→ **What to do**
Repeat each entry word for word. Leave any images out of the copy.

----------------

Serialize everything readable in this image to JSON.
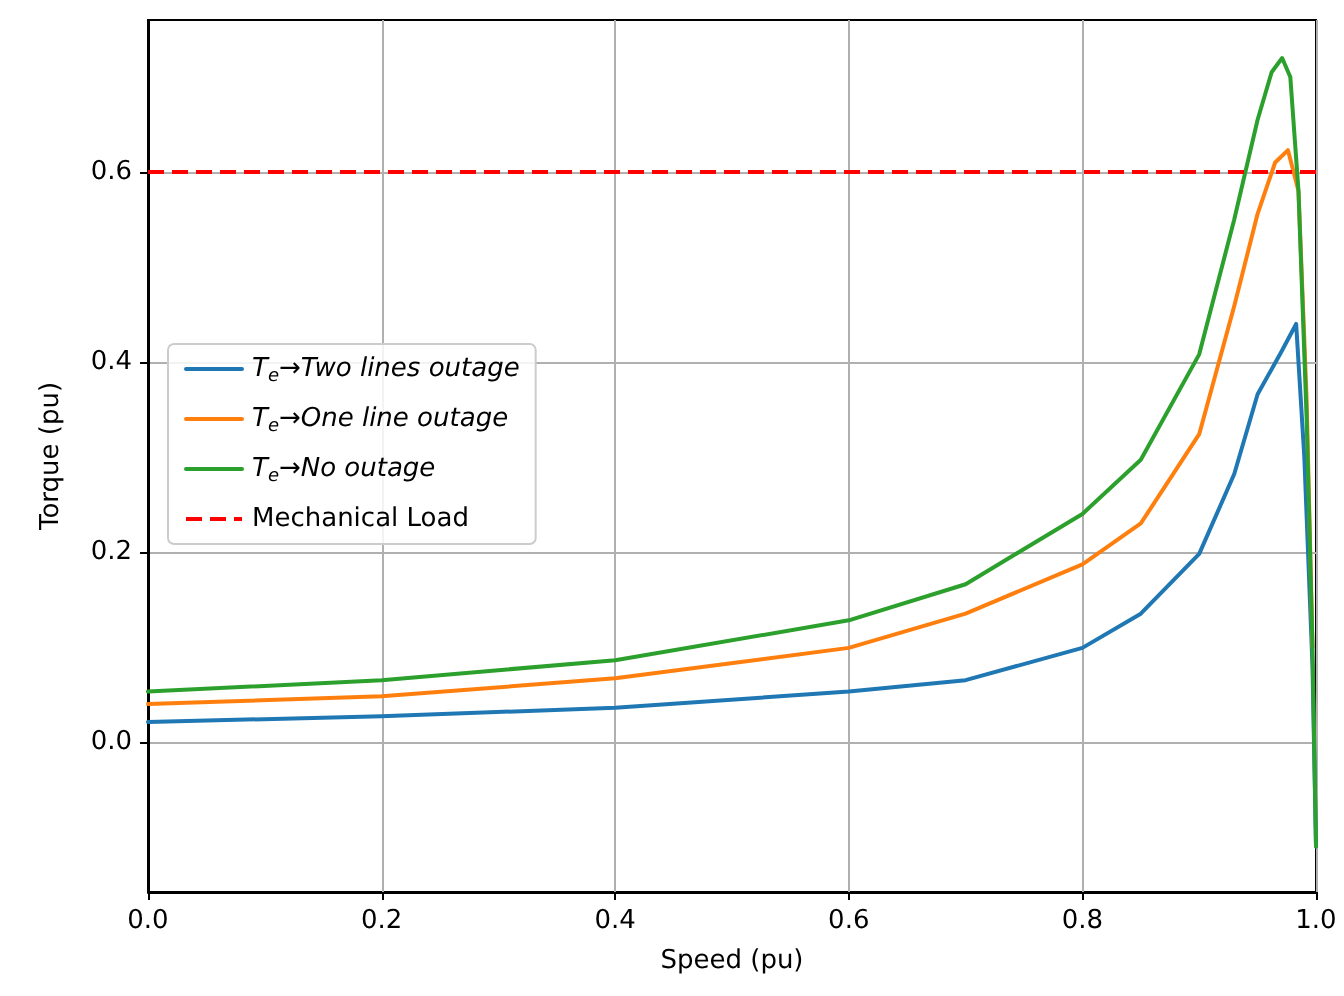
{
  "chart_data": {
    "type": "line",
    "xlabel": "Speed (pu)",
    "ylabel": "Torque (pu)",
    "xlim": [
      0,
      1
    ],
    "xticks": [
      {
        "value": 0,
        "label": "0.0"
      },
      {
        "value": 0.2,
        "label": "0.2"
      },
      {
        "value": 0.4,
        "label": "0.4"
      },
      {
        "value": 0.6,
        "label": "0.6"
      },
      {
        "value": 0.8,
        "label": "0.8"
      },
      {
        "value": 1,
        "label": "1.0"
      }
    ],
    "ylim": [
      -0.158,
      0.76
    ],
    "yticks": [
      {
        "value": 0,
        "label": "0.0"
      },
      {
        "value": 0.2,
        "label": "0.2"
      },
      {
        "value": 0.4,
        "label": "0.4"
      },
      {
        "value": 0.6,
        "label": "0.6"
      }
    ],
    "grid": true,
    "legend": "left",
    "marker": "none",
    "line_style": "solid",
    "series": [
      {
        "name": "T$_{e}$→Two lines outage",
        "color": "#1f77b4",
        "x": [
          0,
          0.2,
          0.4,
          0.6,
          0.7,
          0.8,
          0.85,
          0.9,
          0.93,
          0.95,
          0.97,
          0.983,
          0.99,
          0.997,
          1
        ],
        "values": [
          0.021,
          0.027,
          0.036,
          0.053,
          0.065,
          0.099,
          0.135,
          0.198,
          0.282,
          0.366,
          0.41,
          0.44,
          0.3,
          0.08,
          -0.11
        ]
      },
      {
        "name": "T$_{e}$→One line outage",
        "color": "#ff7f0e",
        "x": [
          0,
          0.2,
          0.4,
          0.6,
          0.7,
          0.8,
          0.85,
          0.9,
          0.93,
          0.95,
          0.965,
          0.976,
          0.985,
          0.992,
          0.997
        ],
        "values": [
          0.04,
          0.048,
          0.067,
          0.099,
          0.135,
          0.187,
          0.23,
          0.324,
          0.459,
          0.556,
          0.61,
          0.623,
          0.58,
          0.36,
          0.1
        ]
      },
      {
        "name": "T$_{e}$→No outage",
        "color": "#2ca02c",
        "x": [
          0,
          0.2,
          0.4,
          0.6,
          0.7,
          0.8,
          0.85,
          0.9,
          0.93,
          0.95,
          0.962,
          0.971,
          0.978,
          0.985,
          0.992,
          0.997,
          1
        ],
        "values": [
          0.053,
          0.065,
          0.086,
          0.128,
          0.166,
          0.24,
          0.297,
          0.408,
          0.55,
          0.655,
          0.705,
          0.72,
          0.7,
          0.58,
          0.34,
          0.1,
          -0.11
        ]
      }
    ],
    "ref_lines": [
      {
        "axis": "y",
        "value": 0.6,
        "label": "Mechanical Load",
        "color": "#ff0000",
        "line_style": "dashed"
      }
    ]
  }
}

----------------

→ **Reply to the exercise**
Serialize everything readable in this image to JSON.
{
  "chart_data": {
    "type": "line",
    "xlabel": "Speed (pu)",
    "ylabel": "Torque (pu)",
    "xlim": [
      0,
      1
    ],
    "xticks": [
      {
        "value": 0,
        "label": "0.0"
      },
      {
        "value": 0.2,
        "label": "0.2"
      },
      {
        "value": 0.4,
        "label": "0.4"
      },
      {
        "value": 0.6,
        "label": "0.6"
      },
      {
        "value": 0.8,
        "label": "0.8"
      },
      {
        "value": 1,
        "label": "1.0"
      }
    ],
    "ylim": [
      -0.158,
      0.76
    ],
    "yticks": [
      {
        "value": 0,
        "label": "0.0"
      },
      {
        "value": 0.2,
        "label": "0.2"
      },
      {
        "value": 0.4,
        "label": "0.4"
      },
      {
        "value": 0.6,
        "label": "0.6"
      }
    ],
    "grid": true,
    "legend": "left",
    "marker": "none",
    "line_style": "solid",
    "series": [
      {
        "name": "T$_{e}$→Two lines outage",
        "color": "#1f77b4",
        "x": [
          0,
          0.2,
          0.4,
          0.6,
          0.7,
          0.8,
          0.85,
          0.9,
          0.93,
          0.95,
          0.97,
          0.983,
          0.99,
          0.997,
          1
        ],
        "values": [
          0.021,
          0.027,
          0.036,
          0.053,
          0.065,
          0.099,
          0.135,
          0.198,
          0.282,
          0.366,
          0.41,
          0.44,
          0.3,
          0.08,
          -0.11
        ]
      },
      {
        "name": "T$_{e}$→One line outage",
        "color": "#ff7f0e",
        "x": [
          0,
          0.2,
          0.4,
          0.6,
          0.7,
          0.8,
          0.85,
          0.9,
          0.93,
          0.95,
          0.965,
          0.976,
          0.985,
          0.992,
          0.997
        ],
        "values": [
          0.04,
          0.048,
          0.067,
          0.099,
          0.135,
          0.187,
          0.23,
          0.324,
          0.459,
          0.556,
          0.61,
          0.623,
          0.58,
          0.36,
          0.1
        ]
      },
      {
        "name": "T$_{e}$→No outage",
        "color": "#2ca02c",
        "x": [
          0,
          0.2,
          0.4,
          0.6,
          0.7,
          0.8,
          0.85,
          0.9,
          0.93,
          0.95,
          0.962,
          0.971,
          0.978,
          0.985,
          0.992,
          0.997,
          1
        ],
        "values": [
          0.053,
          0.065,
          0.086,
          0.128,
          0.166,
          0.24,
          0.297,
          0.408,
          0.55,
          0.655,
          0.705,
          0.72,
          0.7,
          0.58,
          0.34,
          0.1,
          -0.11
        ]
      }
    ],
    "ref_lines": [
      {
        "axis": "y",
        "value": 0.6,
        "label": "Mechanical Load",
        "color": "#ff0000",
        "line_style": "dashed"
      }
    ]
  }
}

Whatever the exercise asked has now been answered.